▶ **Objective**: Reproduce the entries exactly.

▶ **Extracted data entries**:

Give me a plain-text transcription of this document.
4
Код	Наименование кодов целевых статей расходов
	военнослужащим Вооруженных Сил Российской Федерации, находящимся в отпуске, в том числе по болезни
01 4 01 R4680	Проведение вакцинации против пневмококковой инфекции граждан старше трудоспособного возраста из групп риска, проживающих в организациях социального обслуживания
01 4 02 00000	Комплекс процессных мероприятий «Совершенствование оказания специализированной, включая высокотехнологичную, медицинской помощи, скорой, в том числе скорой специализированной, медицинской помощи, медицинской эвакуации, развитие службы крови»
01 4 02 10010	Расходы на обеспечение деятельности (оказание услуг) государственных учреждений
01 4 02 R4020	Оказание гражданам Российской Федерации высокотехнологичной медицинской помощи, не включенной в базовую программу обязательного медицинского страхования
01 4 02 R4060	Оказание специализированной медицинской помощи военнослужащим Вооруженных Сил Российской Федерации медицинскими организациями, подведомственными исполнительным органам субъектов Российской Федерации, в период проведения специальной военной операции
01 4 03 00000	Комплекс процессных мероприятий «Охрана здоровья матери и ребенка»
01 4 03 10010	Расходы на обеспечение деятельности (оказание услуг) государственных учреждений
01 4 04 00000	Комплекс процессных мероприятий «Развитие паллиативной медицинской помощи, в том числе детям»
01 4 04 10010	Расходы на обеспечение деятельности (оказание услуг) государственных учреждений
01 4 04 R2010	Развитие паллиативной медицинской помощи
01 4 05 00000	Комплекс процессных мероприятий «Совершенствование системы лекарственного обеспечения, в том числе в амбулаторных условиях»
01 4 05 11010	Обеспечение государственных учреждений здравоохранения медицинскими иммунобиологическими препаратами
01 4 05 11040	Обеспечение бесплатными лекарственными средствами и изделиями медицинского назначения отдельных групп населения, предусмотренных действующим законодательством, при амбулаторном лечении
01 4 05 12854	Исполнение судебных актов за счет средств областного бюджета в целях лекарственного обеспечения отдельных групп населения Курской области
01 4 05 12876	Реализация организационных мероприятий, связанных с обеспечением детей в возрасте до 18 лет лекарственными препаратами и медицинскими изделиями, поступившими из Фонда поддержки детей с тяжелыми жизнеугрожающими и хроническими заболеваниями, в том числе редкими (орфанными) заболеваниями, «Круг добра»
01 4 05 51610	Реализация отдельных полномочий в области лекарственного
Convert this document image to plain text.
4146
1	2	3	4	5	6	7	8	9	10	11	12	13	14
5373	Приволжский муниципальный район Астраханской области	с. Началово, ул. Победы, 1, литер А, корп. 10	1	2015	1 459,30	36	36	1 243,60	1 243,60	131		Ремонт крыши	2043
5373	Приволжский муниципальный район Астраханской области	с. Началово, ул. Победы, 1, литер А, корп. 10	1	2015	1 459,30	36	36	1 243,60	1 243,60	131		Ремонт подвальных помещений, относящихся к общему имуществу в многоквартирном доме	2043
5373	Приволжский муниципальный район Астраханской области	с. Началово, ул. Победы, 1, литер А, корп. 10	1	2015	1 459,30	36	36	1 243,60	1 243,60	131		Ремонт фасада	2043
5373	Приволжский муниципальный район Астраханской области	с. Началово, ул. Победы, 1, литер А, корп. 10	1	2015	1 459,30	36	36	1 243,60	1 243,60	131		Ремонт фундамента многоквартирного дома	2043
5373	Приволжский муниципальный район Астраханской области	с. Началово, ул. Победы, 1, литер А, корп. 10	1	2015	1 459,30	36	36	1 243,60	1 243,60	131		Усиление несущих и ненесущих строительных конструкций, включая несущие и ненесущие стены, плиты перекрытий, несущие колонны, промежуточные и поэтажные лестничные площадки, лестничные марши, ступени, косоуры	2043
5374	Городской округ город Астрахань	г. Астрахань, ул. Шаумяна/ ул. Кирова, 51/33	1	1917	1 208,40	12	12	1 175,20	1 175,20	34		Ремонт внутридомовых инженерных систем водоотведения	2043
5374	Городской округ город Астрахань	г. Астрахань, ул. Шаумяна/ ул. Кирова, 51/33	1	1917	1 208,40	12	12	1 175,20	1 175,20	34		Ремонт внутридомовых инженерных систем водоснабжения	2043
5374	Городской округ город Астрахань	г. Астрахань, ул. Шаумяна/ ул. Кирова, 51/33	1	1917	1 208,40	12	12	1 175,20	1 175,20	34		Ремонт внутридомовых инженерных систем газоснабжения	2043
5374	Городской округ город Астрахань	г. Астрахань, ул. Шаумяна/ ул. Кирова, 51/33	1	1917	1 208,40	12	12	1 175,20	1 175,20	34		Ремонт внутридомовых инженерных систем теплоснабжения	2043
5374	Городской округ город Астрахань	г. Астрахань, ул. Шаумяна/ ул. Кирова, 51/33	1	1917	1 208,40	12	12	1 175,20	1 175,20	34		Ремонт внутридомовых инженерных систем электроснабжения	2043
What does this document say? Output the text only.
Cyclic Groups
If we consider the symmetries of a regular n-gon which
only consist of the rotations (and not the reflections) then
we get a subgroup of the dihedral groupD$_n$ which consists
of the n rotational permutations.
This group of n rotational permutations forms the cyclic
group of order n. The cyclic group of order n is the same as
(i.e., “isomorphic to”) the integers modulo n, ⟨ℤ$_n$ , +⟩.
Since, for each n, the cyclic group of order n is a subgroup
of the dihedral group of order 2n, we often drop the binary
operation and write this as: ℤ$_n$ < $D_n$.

▶ **Exercise result**:
Give me a plain-text transcription of this document.
4
Код	Наименование кодов целевых статей расходов
	военнослужащим Вооруженных Сил Российской Федерации, находящимся в отпуске, в том числе по болезни
01 4 01 R4680	Проведение вакцинации против пневмококковой инфекции граждан старше трудоспособного возраста из групп риска, проживающих в организациях социального обслуживания
01 4 02 00000	Комплекс процессных мероприятий «Совершенствование оказания специализированной, включая высокотехнологичную, медицинской помощи, скорой, в том числе скорой специализированной, медицинской помощи, медицинской эвакуации, развитие службы крови»
01 4 02 10010	Расходы на обеспечение деятельности (оказание услуг) государственных учреждений
01 4 02 R4020	Оказание гражданам Российской Федерации высокотехнологичной медицинской помощи, не включенной в базовую программу обязательного медицинского страхования
01 4 02 R4060	Оказание специализированной медицинской помощи военнослужащим Вооруженных Сил Российской Федерации медицинскими организациями, подведомственными исполнительным органам субъектов Российской Федерации, в период проведения специальной военной операции
01 4 03 00000	Комплекс процессных мероприятий «Охрана здоровья матери и ребенка»
01 4 03 10010	Расходы на обеспечение деятельности (оказание услуг) государственных учреждений
01 4 04 00000	Комплекс процессных мероприятий «Развитие паллиативной медицинской помощи, в том числе детям»
01 4 04 10010	Расходы на обеспечение деятельности (оказание услуг) государственных учреждений
01 4 04 R2010	Развитие паллиативной медицинской помощи
01 4 05 00000	Комплекс процессных мероприятий «Совершенствование системы лекарственного обеспечения, в том числе в амбулаторных условиях»
01 4 05 11010	Обеспечение государственных учреждений здравоохранения медицинскими иммунобиологическими препаратами
01 4 05 11040	Обеспечение бесплатными лекарственными средствами и изделиями медицинского назначения отдельных групп населения, предусмотренных действующим законодательством, при амбулаторном лечении
01 4 05 12854	Исполнение судебных актов за счет средств областного бюджета в целях лекарственного обеспечения отдельных групп населения Курской области
01 4 05 12876	Реализация организационных мероприятий, связанных с обеспечением детей в возрасте до 18 лет лекарственными препаратами и медицинскими изделиями, поступившими из Фонда поддержки детей с тяжелыми жизнеугрожающими и хроническими заболеваниями, в том числе редкими (орфанными) заболеваниями, «Круг добра»
01 4 05 51610	Реализация отдельных полномочий в области лекарственного
Convert this document image to plain text.
4146
1	2	3	4	5	6	7	8	9	10	11	12	13	14
5373	Приволжский муниципальный район Астраханской области	с. Началово, ул. Победы, 1, литер А, корп. 10	1	2015	1 459,30	36	36	1 243,60	1 243,60	131		Ремонт крыши	2043
5373	Приволжский муниципальный район Астраханской области	с. Началово, ул. Победы, 1, литер А, корп. 10	1	2015	1 459,30	36	36	1 243,60	1 243,60	131		Ремонт подвальных помещений, относящихся к общему имуществу в многоквартирном доме	2043
5373	Приволжский муниципальный район Астраханской области	с. Началово, ул. Победы, 1, литер А, корп. 10	1	2015	1 459,30	36	36	1 243,60	1 243,60	131		Ремонт фасада	2043
5373	Приволжский муниципальный район Астраханской области	с. Началово, ул. Победы, 1, литер А, корп. 10	1	2015	1 459,30	36	36	1 243,60	1 243,60	131		Ремонт фундамента многоквартирного дома	2043
5373	Приволжский муниципальный район Астраханской области	с. Началово, ул. Победы, 1, литер А, корп. 10	1	2015	1 459,30	36	36	1 243,60	1 243,60	131		Усиление несущих и ненесущих строительных конструкций, включая несущие и ненесущие стены, плиты перекрытий, несущие колонны, промежуточные и поэтажные лестничные площадки, лестничные марши, ступени, косоуры	2043
5374	Городской округ город Астрахань	г. Астрахань, ул. Шаумяна/ ул. Кирова, 51/33	1	1917	1 208,40	12	12	1 175,20	1 175,20	34		Ремонт внутридомовых инженерных систем водоотведения	2043
5374	Городской округ город Астрахань	г. Астрахань, ул. Шаумяна/ ул. Кирова, 51/33	1	1917	1 208,40	12	12	1 175,20	1 175,20	34		Ремонт внутридомовых инженерных систем водоснабжения	2043
5374	Городской округ город Астрахань	г. Астрахань, ул. Шаумяна/ ул. Кирова, 51/33	1	1917	1 208,40	12	12	1 175,20	1 175,20	34		Ремонт внутридомовых инженерных систем газоснабжения	2043
5374	Городской округ город Астрахань	г. Астрахань, ул. Шаумяна/ ул. Кирова, 51/33	1	1917	1 208,40	12	12	1 175,20	1 175,20	34		Ремонт внутридомовых инженерных систем теплоснабжения	2043
5374	Городской округ город Астрахань	г. Астрахань, ул. Шаумяна/ ул. Кирова, 51/33	1	1917	1 208,40	12	12	1 175,20	1 175,20	34		Ремонт внутридомовых инженерных систем электроснабжения	2043
What does this document say? Output the text only.
Cyclic Groups
If we consider the symmetries of a regular n-gon which
only consist of the rotations (and not the reflections) then
we get a subgroup of the dihedral groupD$_n$ which consists
of the n rotational permutations.
This group of n rotational permutations forms the cyclic
group of order n. The cyclic group of order n is the same as
(i.e., “isomorphic to”) the integers modulo n, ⟨ℤ$_n$ , +⟩.
Since, for each n, the cyclic group of order n is a subgroup
of the dihedral group of order 2n, we often drop the binary
operation and write this as: ℤ$_n$ < $D_n$.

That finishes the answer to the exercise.